▸ The problem: Reproduce each line of the items below word for word, but omit the pictures from your copy.

▸ The records:

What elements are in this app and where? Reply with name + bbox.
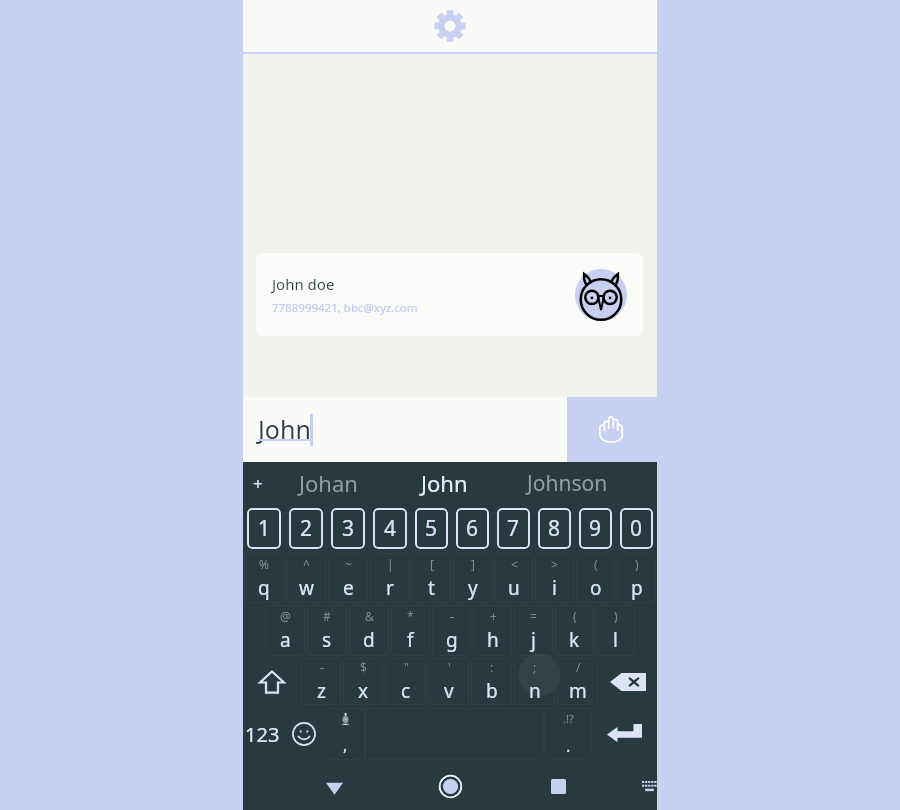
- staticText: m: [569, 678, 587, 704]
- button[interactable]: Recents: [475, 762, 642, 810]
- button[interactable]: (: [576, 553, 615, 603]
- button[interactable]: 6: [456, 508, 489, 549]
- staticText: 1: [258, 514, 271, 543]
- staticText: ): [614, 608, 618, 624]
- button[interactable]: Settings: [428, 4, 472, 48]
- staticText: l: [613, 627, 618, 653]
- button[interactable]: 123: [243, 706, 282, 762]
- staticText: <: [511, 556, 518, 572]
- staticText: h: [487, 627, 499, 653]
- staticText: p: [631, 575, 643, 601]
- staticText: x: [358, 678, 369, 704]
- button[interactable]: #: [307, 605, 347, 656]
- button[interactable]: <: [494, 553, 533, 603]
- button[interactable]: ]: [453, 553, 492, 603]
- button[interactable]: Comma: [325, 708, 365, 760]
- staticText: ]: [471, 556, 475, 572]
- button[interactable]: Emoji: [282, 706, 325, 762]
- staticText: k: [569, 627, 580, 653]
- button[interactable]: Backspace: [599, 657, 657, 706]
- button[interactable]: 5: [415, 508, 448, 549]
- staticText: 0: [630, 514, 643, 543]
- button[interactable]: 1: [247, 508, 281, 549]
- staticText: /: [576, 659, 581, 675]
- button[interactable]: John: [383, 462, 505, 504]
- staticText: s: [322, 627, 332, 653]
- button[interactable]: Johnson: [505, 462, 629, 504]
- button[interactable]: 7: [497, 508, 530, 549]
- button[interactable]: ;: [514, 658, 555, 705]
- button[interactable]: John: [243, 397, 567, 462]
- button[interactable]: 8: [538, 508, 571, 549]
- button[interactable]: /: [557, 658, 598, 705]
- staticText: :: [490, 659, 494, 675]
- button[interactable]: 3: [331, 508, 365, 549]
- button[interactable]: 2: [289, 508, 323, 549]
- staticText: +: [490, 608, 497, 624]
- staticText: |: [387, 556, 394, 572]
- staticText: 7: [507, 514, 520, 543]
- button[interactable]: @: [265, 605, 305, 656]
- button[interactable]: ': [428, 658, 469, 705]
- button[interactable]: 4: [373, 508, 407, 549]
- staticText: -: [450, 608, 454, 624]
- button[interactable]: ~: [328, 553, 368, 603]
- staticText: #: [323, 608, 331, 624]
- button[interactable]: ": [385, 658, 426, 705]
- button[interactable]: ): [617, 553, 656, 603]
- button[interactable]: 9: [579, 508, 612, 549]
- button[interactable]: Home: [425, 762, 475, 810]
- button[interactable]: Johan: [273, 462, 383, 504]
- staticText: =: [530, 608, 537, 624]
- staticText: 3: [342, 514, 355, 543]
- button[interactable]: Back: [243, 762, 425, 810]
- staticText: o: [590, 575, 602, 601]
- button[interactable]: 0: [620, 508, 653, 549]
- button[interactable]: -: [301, 658, 341, 705]
- button[interactable]: (: [555, 605, 594, 656]
- button[interactable]: |: [370, 553, 410, 603]
- staticText: ): [635, 556, 639, 572]
- button[interactable]: +: [473, 605, 512, 656]
- staticText: -: [320, 659, 324, 675]
- staticText: ": [404, 659, 409, 675]
- staticText: .: [566, 735, 571, 757]
- staticText: .!?: [563, 711, 574, 726]
- staticText: f: [407, 627, 414, 653]
- button[interactable]: *: [391, 605, 430, 656]
- staticText: +: [253, 472, 263, 495]
- button[interactable]: Period: [544, 708, 592, 760]
- button[interactable]: Add: [243, 462, 273, 504]
- button[interactable]: Stop: [567, 397, 657, 462]
- staticText: *: [407, 608, 414, 624]
- button[interactable]: Switch keyboard: [642, 762, 657, 810]
- button[interactable]: =: [514, 605, 553, 656]
- staticText: q: [258, 575, 270, 601]
- button[interactable]: [: [412, 553, 451, 603]
- button[interactable]: ^: [286, 553, 326, 603]
- staticText: w: [299, 575, 314, 601]
- button[interactable]: :: [471, 658, 512, 705]
- staticText: ;: [533, 659, 537, 675]
- button[interactable]: $: [343, 658, 383, 705]
- staticText: g: [446, 627, 458, 653]
- button[interactable]: Shift: [243, 657, 300, 706]
- staticText: b: [486, 678, 498, 704]
- button[interactable]: >: [535, 553, 574, 603]
- staticText: ': [448, 659, 451, 675]
- staticText: 4: [384, 514, 397, 543]
- button[interactable]: -: [432, 605, 471, 656]
- button[interactable]: John doe: [256, 253, 643, 336]
- staticText: 7788999421, bbc@xyz.com: [272, 300, 418, 316]
- button[interactable]: %: [244, 553, 284, 603]
- staticText: 5: [425, 514, 438, 543]
- staticText: 2: [300, 514, 313, 543]
- button[interactable]: ): [596, 605, 635, 656]
- button[interactable]: Enter: [592, 706, 657, 762]
- staticText: v: [444, 678, 454, 704]
- staticText: c: [401, 678, 411, 704]
- button[interactable]: &: [349, 605, 389, 656]
- staticText: @: [280, 608, 291, 624]
- staticText: >: [551, 556, 558, 572]
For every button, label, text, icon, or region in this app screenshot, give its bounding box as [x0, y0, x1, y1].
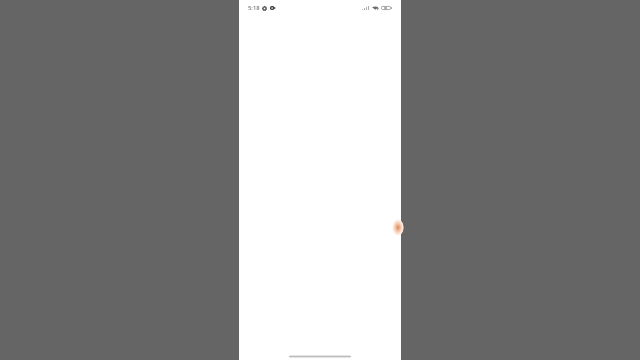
staticText: 5:18	[248, 4, 260, 12]
button[interactable]: Action	[392, 219, 404, 236]
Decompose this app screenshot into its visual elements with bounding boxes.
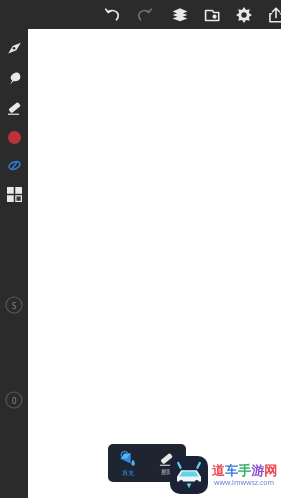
staticText: S (12, 300, 17, 311)
staticText: 擦除 (161, 468, 173, 476)
button[interactable]: Smudge (0, 66, 28, 89)
button[interactable]: 填充 (108, 444, 147, 482)
button[interactable]: Brush (0, 36, 28, 59)
button[interactable]: Opacity (4, 390, 24, 410)
button[interactable]: 擦除 (147, 444, 186, 482)
button[interactable]: Eraser (0, 96, 28, 119)
button[interactable]: Selection (0, 154, 28, 177)
staticText: 填充 (122, 469, 134, 477)
button[interactable]: Gallery (199, 2, 225, 28)
button[interactable]: Size (4, 295, 24, 315)
button[interactable]: Undo (100, 2, 126, 28)
button[interactable]: Tools (0, 183, 28, 206)
staticText: 网 (264, 462, 277, 478)
button[interactable]: Settings (231, 2, 257, 28)
button[interactable]: Color (0, 125, 28, 149)
button[interactable]: Layers (167, 2, 193, 28)
button[interactable]: Redo (131, 2, 157, 28)
staticText: 游 (251, 462, 264, 478)
staticText: 道 (212, 462, 225, 478)
staticText: 车 (225, 462, 238, 478)
staticText: 手 (238, 462, 251, 478)
staticText: www.lmwwsz.com (214, 478, 275, 488)
button[interactable]: Share (263, 2, 281, 28)
button[interactable] (28, 29, 281, 498)
staticText: 0 (12, 395, 17, 406)
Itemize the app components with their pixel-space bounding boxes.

▸ Final answer:
What elements are in this app and where? Reply with name + bbox.
- staticText: m: [569, 678, 587, 704]
- button[interactable]: Recents: [475, 762, 642, 810]
- button[interactable]: (: [576, 553, 615, 603]
- button[interactable]: 6: [456, 508, 489, 549]
- staticText: 1: [258, 514, 271, 543]
- staticText: ): [614, 608, 618, 624]
- button[interactable]: Settings: [428, 4, 472, 48]
- staticText: l: [613, 627, 618, 653]
- button[interactable]: 123: [243, 706, 282, 762]
- staticText: <: [511, 556, 518, 572]
- staticText: h: [487, 627, 499, 653]
- staticText: p: [631, 575, 643, 601]
- staticText: x: [358, 678, 369, 704]
- button[interactable]: #: [307, 605, 347, 656]
- button[interactable]: <: [494, 553, 533, 603]
- button[interactable]: ]: [453, 553, 492, 603]
- button[interactable]: Comma: [325, 708, 365, 760]
- staticText: ]: [471, 556, 475, 572]
- button[interactable]: Emoji: [282, 706, 325, 762]
- staticText: k: [569, 627, 580, 653]
- button[interactable]: Backspace: [599, 657, 657, 706]
- button[interactable]: 5: [415, 508, 448, 549]
- staticText: 0: [630, 514, 643, 543]
- button[interactable]: 1: [247, 508, 281, 549]
- staticText: /: [576, 659, 581, 675]
- button[interactable]: John: [383, 462, 505, 504]
- staticText: s: [322, 627, 332, 653]
- button[interactable]: Johnson: [505, 462, 629, 504]
- button[interactable]: 7: [497, 508, 530, 549]
- button[interactable]: ;: [514, 658, 555, 705]
- button[interactable]: John: [243, 397, 567, 462]
- button[interactable]: 8: [538, 508, 571, 549]
- button[interactable]: /: [557, 658, 598, 705]
- staticText: :: [490, 659, 494, 675]
- button[interactable]: 3: [331, 508, 365, 549]
- button[interactable]: 2: [289, 508, 323, 549]
- staticText: +: [490, 608, 497, 624]
- staticText: |: [387, 556, 394, 572]
- staticText: 7: [507, 514, 520, 543]
- button[interactable]: @: [265, 605, 305, 656]
- button[interactable]: ': [428, 658, 469, 705]
- button[interactable]: 4: [373, 508, 407, 549]
- staticText: -: [450, 608, 454, 624]
- button[interactable]: ~: [328, 553, 368, 603]
- staticText: #: [323, 608, 331, 624]
- button[interactable]: ": [385, 658, 426, 705]
- button[interactable]: ): [617, 553, 656, 603]
- button[interactable]: 9: [579, 508, 612, 549]
- button[interactable]: Home: [425, 762, 475, 810]
- button[interactable]: Johan: [273, 462, 383, 504]
- staticText: =: [530, 608, 537, 624]
- staticText: 3: [342, 514, 355, 543]
- button[interactable]: Back: [243, 762, 425, 810]
- staticText: o: [590, 575, 602, 601]
- button[interactable]: 0: [620, 508, 653, 549]
- button[interactable]: -: [301, 658, 341, 705]
- button[interactable]: (: [555, 605, 594, 656]
- button[interactable]: |: [370, 553, 410, 603]
- staticText: ): [635, 556, 639, 572]
- button[interactable]: +: [473, 605, 512, 656]
- staticText: -: [320, 659, 324, 675]
- staticText: ": [404, 659, 409, 675]
- staticText: .: [566, 735, 571, 757]
- staticText: .!?: [563, 711, 574, 726]
- staticText: f: [407, 627, 414, 653]
- button[interactable]: *: [391, 605, 430, 656]
- staticText: +: [253, 472, 263, 495]
- button[interactable]: Period: [544, 708, 592, 760]
- button[interactable]: Add: [243, 462, 273, 504]
- button[interactable]: Stop: [567, 397, 657, 462]
- staticText: *: [407, 608, 414, 624]
- button[interactable]: Switch keyboard: [642, 762, 657, 810]
- button[interactable]: =: [514, 605, 553, 656]
- staticText: q: [258, 575, 270, 601]
- button[interactable]: [: [412, 553, 451, 603]
- button[interactable]: ^: [286, 553, 326, 603]
- staticText: w: [299, 575, 314, 601]
- button[interactable]: :: [471, 658, 512, 705]
- staticText: ;: [533, 659, 537, 675]
- button[interactable]: $: [343, 658, 383, 705]
- staticText: g: [446, 627, 458, 653]
- button[interactable]: Shift: [243, 657, 300, 706]
- staticText: b: [486, 678, 498, 704]
- button[interactable]: >: [535, 553, 574, 603]
- staticText: ': [448, 659, 451, 675]
- staticText: 4: [384, 514, 397, 543]
- button[interactable]: -: [432, 605, 471, 656]
- button[interactable]: John doe: [256, 253, 643, 336]
- staticText: 7788999421, bbc@xyz.com: [272, 300, 418, 316]
- button[interactable]: %: [244, 553, 284, 603]
- staticText: 5: [425, 514, 438, 543]
- staticText: 2: [300, 514, 313, 543]
- button[interactable]: ): [596, 605, 635, 656]
- button[interactable]: Enter: [592, 706, 657, 762]
- staticText: v: [444, 678, 454, 704]
- staticText: c: [401, 678, 411, 704]
- button[interactable]: &: [349, 605, 389, 656]
- staticText: @: [280, 608, 291, 624]
- staticText: >: [551, 556, 558, 572]
For every button, label, text, icon, or region in this app screenshot, give its bounding box as [x0, y0, x1, y1].
staticText: 5:18	[248, 4, 260, 12]
button[interactable]: Action	[392, 219, 404, 236]
Decompose this app screenshot into its visual elements with bounding boxes.
staticText: S (12, 300, 17, 311)
staticText: 擦除 (161, 468, 173, 476)
button[interactable]: Smudge (0, 66, 28, 89)
button[interactable]: 填充 (108, 444, 147, 482)
button[interactable]: Brush (0, 36, 28, 59)
button[interactable]: Opacity (4, 390, 24, 410)
button[interactable]: 擦除 (147, 444, 186, 482)
button[interactable]: Eraser (0, 96, 28, 119)
button[interactable]: Selection (0, 154, 28, 177)
staticText: 填充 (122, 469, 134, 477)
button[interactable]: Gallery (199, 2, 225, 28)
button[interactable]: Size (4, 295, 24, 315)
button[interactable]: Undo (100, 2, 126, 28)
button[interactable]: Tools (0, 183, 28, 206)
staticText: 网 (264, 462, 277, 478)
button[interactable]: Settings (231, 2, 257, 28)
button[interactable]: Color (0, 125, 28, 149)
button[interactable]: Layers (167, 2, 193, 28)
button[interactable]: Redo (131, 2, 157, 28)
staticText: 游 (251, 462, 264, 478)
staticText: 道 (212, 462, 225, 478)
staticText: 车 (225, 462, 238, 478)
staticText: 手 (238, 462, 251, 478)
staticText: www.lmwwsz.com (214, 478, 275, 488)
button[interactable]: Share (263, 2, 281, 28)
button[interactable] (28, 29, 281, 498)
staticText: 0 (12, 395, 17, 406)
Itemize the app components with their pixel-space bounding boxes.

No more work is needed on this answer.